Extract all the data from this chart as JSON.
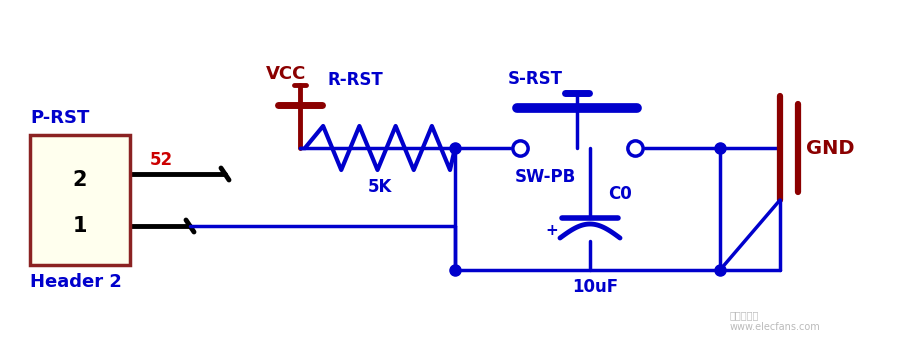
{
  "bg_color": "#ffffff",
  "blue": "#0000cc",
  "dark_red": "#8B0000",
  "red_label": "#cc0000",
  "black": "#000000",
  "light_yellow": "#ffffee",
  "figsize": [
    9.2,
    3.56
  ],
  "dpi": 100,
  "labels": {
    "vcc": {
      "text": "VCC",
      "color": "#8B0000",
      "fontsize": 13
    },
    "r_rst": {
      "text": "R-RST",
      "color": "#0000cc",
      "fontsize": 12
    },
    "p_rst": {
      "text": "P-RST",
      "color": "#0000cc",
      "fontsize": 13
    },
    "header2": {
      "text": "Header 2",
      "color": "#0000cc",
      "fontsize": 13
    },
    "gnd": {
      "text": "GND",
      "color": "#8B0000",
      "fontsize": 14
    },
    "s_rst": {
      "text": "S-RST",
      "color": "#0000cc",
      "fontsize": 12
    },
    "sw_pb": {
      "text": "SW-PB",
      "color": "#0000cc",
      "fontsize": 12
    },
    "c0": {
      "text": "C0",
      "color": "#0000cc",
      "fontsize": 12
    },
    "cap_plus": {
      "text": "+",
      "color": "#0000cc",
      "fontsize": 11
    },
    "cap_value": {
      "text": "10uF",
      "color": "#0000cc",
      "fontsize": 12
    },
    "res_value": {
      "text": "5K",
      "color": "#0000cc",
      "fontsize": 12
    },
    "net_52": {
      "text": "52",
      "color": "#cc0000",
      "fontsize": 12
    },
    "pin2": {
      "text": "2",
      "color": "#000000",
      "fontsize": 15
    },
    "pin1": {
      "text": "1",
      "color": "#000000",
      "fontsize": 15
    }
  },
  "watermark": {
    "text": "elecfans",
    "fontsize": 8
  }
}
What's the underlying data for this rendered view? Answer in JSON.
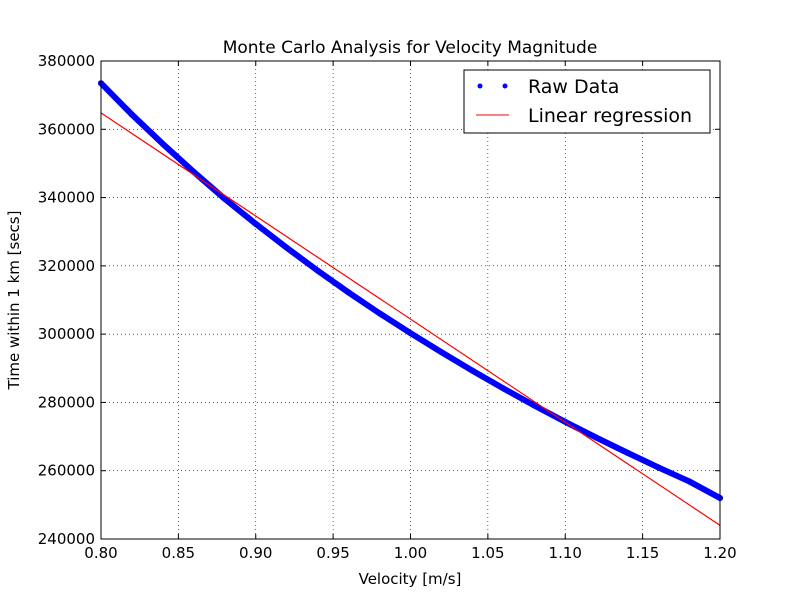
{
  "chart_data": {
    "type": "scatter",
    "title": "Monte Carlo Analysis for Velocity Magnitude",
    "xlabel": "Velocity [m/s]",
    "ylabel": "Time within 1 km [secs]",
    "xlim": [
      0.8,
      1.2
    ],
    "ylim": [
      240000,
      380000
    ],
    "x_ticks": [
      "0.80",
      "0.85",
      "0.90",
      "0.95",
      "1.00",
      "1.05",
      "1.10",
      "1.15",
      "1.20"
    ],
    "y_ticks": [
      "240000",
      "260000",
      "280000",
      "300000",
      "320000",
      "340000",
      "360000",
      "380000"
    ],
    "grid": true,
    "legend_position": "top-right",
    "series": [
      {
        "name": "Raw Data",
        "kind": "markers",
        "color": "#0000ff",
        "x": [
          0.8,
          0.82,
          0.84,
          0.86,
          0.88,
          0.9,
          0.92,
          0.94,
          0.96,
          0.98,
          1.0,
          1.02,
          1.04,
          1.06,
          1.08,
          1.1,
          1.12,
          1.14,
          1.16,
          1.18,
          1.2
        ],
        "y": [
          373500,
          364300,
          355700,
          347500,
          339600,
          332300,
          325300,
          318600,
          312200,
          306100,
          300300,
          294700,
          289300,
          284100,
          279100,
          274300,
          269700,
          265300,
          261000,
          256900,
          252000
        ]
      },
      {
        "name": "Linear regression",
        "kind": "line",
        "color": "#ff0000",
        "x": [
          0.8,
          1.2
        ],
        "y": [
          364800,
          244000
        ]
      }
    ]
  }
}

## AIM OF THE TASK
Exactly reproduce the entries above, minus the pictures.

## ANSWER TO THE PROBLEM
Extract all the data from this chart as JSON.
{
  "bg_color": "#ffffff",
  "blue": "#0000cc",
  "dark_red": "#8B0000",
  "red_label": "#cc0000",
  "black": "#000000",
  "light_yellow": "#ffffee",
  "figsize": [
    9.2,
    3.56
  ],
  "dpi": 100,
  "labels": {
    "vcc": {
      "text": "VCC",
      "color": "#8B0000",
      "fontsize": 13
    },
    "r_rst": {
      "text": "R-RST",
      "color": "#0000cc",
      "fontsize": 12
    },
    "p_rst": {
      "text": "P-RST",
      "color": "#0000cc",
      "fontsize": 13
    },
    "header2": {
      "text": "Header 2",
      "color": "#0000cc",
      "fontsize": 13
    },
    "gnd": {
      "text": "GND",
      "color": "#8B0000",
      "fontsize": 14
    },
    "s_rst": {
      "text": "S-RST",
      "color": "#0000cc",
      "fontsize": 12
    },
    "sw_pb": {
      "text": "SW-PB",
      "color": "#0000cc",
      "fontsize": 12
    },
    "c0": {
      "text": "C0",
      "color": "#0000cc",
      "fontsize": 12
    },
    "cap_plus": {
      "text": "+",
      "color": "#0000cc",
      "fontsize": 11
    },
    "cap_value": {
      "text": "10uF",
      "color": "#0000cc",
      "fontsize": 12
    },
    "res_value": {
      "text": "5K",
      "color": "#0000cc",
      "fontsize": 12
    },
    "net_52": {
      "text": "52",
      "color": "#cc0000",
      "fontsize": 12
    },
    "pin2": {
      "text": "2",
      "color": "#000000",
      "fontsize": 15
    },
    "pin1": {
      "text": "1",
      "color": "#000000",
      "fontsize": 15
    }
  },
  "watermark": {
    "text": "elecfans",
    "fontsize": 8
  }
}
What's the underlying data for this rendered view? Answer in JSON.
{
  "chart_data": {
    "type": "scatter",
    "title": "Monte Carlo Analysis for Velocity Magnitude",
    "xlabel": "Velocity [m/s]",
    "ylabel": "Time within 1 km [secs]",
    "xlim": [
      0.8,
      1.2
    ],
    "ylim": [
      240000,
      380000
    ],
    "x_ticks": [
      "0.80",
      "0.85",
      "0.90",
      "0.95",
      "1.00",
      "1.05",
      "1.10",
      "1.15",
      "1.20"
    ],
    "y_ticks": [
      "240000",
      "260000",
      "280000",
      "300000",
      "320000",
      "340000",
      "360000",
      "380000"
    ],
    "grid": true,
    "legend_position": "top-right",
    "series": [
      {
        "name": "Raw Data",
        "kind": "markers",
        "color": "#0000ff",
        "x": [
          0.8,
          0.82,
          0.84,
          0.86,
          0.88,
          0.9,
          0.92,
          0.94,
          0.96,
          0.98,
          1.0,
          1.02,
          1.04,
          1.06,
          1.08,
          1.1,
          1.12,
          1.14,
          1.16,
          1.18,
          1.2
        ],
        "y": [
          373500,
          364300,
          355700,
          347500,
          339600,
          332300,
          325300,
          318600,
          312200,
          306100,
          300300,
          294700,
          289300,
          284100,
          279100,
          274300,
          269700,
          265300,
          261000,
          256900,
          252000
        ]
      },
      {
        "name": "Linear regression",
        "kind": "line",
        "color": "#ff0000",
        "x": [
          0.8,
          1.2
        ],
        "y": [
          364800,
          244000
        ]
      }
    ]
  }
}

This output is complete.